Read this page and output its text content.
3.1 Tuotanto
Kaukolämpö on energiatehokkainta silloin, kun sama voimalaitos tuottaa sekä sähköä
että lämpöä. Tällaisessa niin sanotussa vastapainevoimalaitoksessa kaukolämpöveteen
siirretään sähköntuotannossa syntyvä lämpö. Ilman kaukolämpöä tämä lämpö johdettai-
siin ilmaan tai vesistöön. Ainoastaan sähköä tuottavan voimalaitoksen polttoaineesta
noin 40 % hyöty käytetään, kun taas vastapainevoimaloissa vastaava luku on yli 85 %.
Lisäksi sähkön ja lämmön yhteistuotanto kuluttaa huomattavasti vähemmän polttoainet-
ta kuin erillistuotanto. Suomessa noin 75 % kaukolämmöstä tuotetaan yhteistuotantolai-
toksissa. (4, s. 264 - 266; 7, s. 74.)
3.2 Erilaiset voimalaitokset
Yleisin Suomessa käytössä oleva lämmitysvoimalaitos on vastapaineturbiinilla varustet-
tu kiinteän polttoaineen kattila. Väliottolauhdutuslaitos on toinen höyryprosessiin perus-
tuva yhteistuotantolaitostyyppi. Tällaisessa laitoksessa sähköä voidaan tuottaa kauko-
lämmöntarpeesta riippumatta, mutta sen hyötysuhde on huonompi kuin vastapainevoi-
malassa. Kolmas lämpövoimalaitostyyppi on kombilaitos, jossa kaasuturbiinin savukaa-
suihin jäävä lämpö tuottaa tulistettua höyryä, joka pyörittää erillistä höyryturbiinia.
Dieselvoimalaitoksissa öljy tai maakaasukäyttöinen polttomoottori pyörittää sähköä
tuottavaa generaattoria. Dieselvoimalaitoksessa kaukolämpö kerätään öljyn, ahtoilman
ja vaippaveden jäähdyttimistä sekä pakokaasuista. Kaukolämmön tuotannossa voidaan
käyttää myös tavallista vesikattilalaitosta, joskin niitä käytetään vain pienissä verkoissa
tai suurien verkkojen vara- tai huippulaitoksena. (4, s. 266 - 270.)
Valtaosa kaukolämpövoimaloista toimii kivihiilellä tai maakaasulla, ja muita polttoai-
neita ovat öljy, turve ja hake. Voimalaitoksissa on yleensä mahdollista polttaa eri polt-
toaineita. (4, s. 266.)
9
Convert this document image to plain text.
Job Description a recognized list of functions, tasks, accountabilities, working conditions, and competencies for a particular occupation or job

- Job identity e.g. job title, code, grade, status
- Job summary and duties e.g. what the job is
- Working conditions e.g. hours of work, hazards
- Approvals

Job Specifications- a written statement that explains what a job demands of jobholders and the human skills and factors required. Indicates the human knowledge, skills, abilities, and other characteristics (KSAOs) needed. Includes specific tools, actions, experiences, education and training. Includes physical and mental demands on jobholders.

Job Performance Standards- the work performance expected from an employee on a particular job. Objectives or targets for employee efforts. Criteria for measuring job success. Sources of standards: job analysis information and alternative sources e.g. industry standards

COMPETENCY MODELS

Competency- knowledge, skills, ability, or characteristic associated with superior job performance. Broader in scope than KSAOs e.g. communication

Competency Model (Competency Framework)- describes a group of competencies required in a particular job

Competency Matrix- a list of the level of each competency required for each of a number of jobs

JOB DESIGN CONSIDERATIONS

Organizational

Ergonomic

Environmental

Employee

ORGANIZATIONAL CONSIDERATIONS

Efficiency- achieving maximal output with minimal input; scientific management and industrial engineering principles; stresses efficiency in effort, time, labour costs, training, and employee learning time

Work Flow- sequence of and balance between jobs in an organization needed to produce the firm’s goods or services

# # #

Write out every line from the records above, word for word.

Read this page and output its text content.
3.1 Tuotanto
Kaukolämpö on energiatehokkainta silloin, kun sama voimalaitos tuottaa sekä sähköä
että lämpöä. Tällaisessa niin sanotussa vastapainevoimalaitoksessa kaukolämpöveteen
siirretään sähköntuotannossa syntyvä lämpö. Ilman kaukolämpöä tämä lämpö johdettai-
siin ilmaan tai vesistöön. Ainoastaan sähköä tuottavan voimalaitoksen polttoaineesta
noin 40 % hyöty käytetään, kun taas vastapainevoimaloissa vastaava luku on yli 85 %.
Lisäksi sähkön ja lämmön yhteistuotanto kuluttaa huomattavasti vähemmän polttoainet-
ta kuin erillistuotanto. Suomessa noin 75 % kaukolämmöstä tuotetaan yhteistuotantolai-
toksissa. (4, s. 264 - 266; 7, s. 74.)
3.2 Erilaiset voimalaitokset
Yleisin Suomessa käytössä oleva lämmitysvoimalaitos on vastapaineturbiinilla varustet-
tu kiinteän polttoaineen kattila. Väliottolauhdutuslaitos on toinen höyryprosessiin perus-
tuva yhteistuotantolaitostyyppi. Tällaisessa laitoksessa sähköä voidaan tuottaa kauko-
lämmöntarpeesta riippumatta, mutta sen hyötysuhde on huonompi kuin vastapainevoi-
malassa. Kolmas lämpövoimalaitostyyppi on kombilaitos, jossa kaasuturbiinin savukaa-
suihin jäävä lämpö tuottaa tulistettua höyryä, joka pyörittää erillistä höyryturbiinia.
Dieselvoimalaitoksissa öljy tai maakaasukäyttöinen polttomoottori pyörittää sähköä
tuottavaa generaattoria. Dieselvoimalaitoksessa kaukolämpö kerätään öljyn, ahtoilman
ja vaippaveden jäähdyttimistä sekä pakokaasuista. Kaukolämmön tuotannossa voidaan
käyttää myös tavallista vesikattilalaitosta, joskin niitä käytetään vain pienissä verkoissa
tai suurien verkkojen vara- tai huippulaitoksena. (4, s. 266 - 270.)
Valtaosa kaukolämpövoimaloista toimii kivihiilellä tai maakaasulla, ja muita polttoai-
neita ovat öljy, turve ja hake. Voimalaitoksissa on yleensä mahdollista polttaa eri polt-
toaineita. (4, s. 266.)
9
Convert this document image to plain text.
Job Description a recognized list of functions, tasks, accountabilities, working conditions, and competencies for a particular occupation or job

- Job identity e.g. job title, code, grade, status
- Job summary and duties e.g. what the job is
- Working conditions e.g. hours of work, hazards
- Approvals

Job Specifications- a written statement that explains what a job demands of jobholders and the human skills and factors required. Indicates the human knowledge, skills, abilities, and other characteristics (KSAOs) needed. Includes specific tools, actions, experiences, education and training. Includes physical and mental demands on jobholders.

Job Performance Standards- the work performance expected from an employee on a particular job. Objectives or targets for employee efforts. Criteria for measuring job success. Sources of standards: job analysis information and alternative sources e.g. industry standards

COMPETENCY MODELS

Competency- knowledge, skills, ability, or characteristic associated with superior job performance. Broader in scope than KSAOs e.g. communication

Competency Model (Competency Framework)- describes a group of competencies required in a particular job

Competency Matrix- a list of the level of each competency required for each of a number of jobs

JOB DESIGN CONSIDERATIONS

Organizational

Ergonomic

Environmental

Employee

ORGANIZATIONAL CONSIDERATIONS

Efficiency- achieving maximal output with minimal input; scientific management and industrial engineering principles; stresses efficiency in effort, time, labour costs, training, and employee learning time

Work Flow- sequence of and balance between jobs in an organization needed to produce the firm’s goods or services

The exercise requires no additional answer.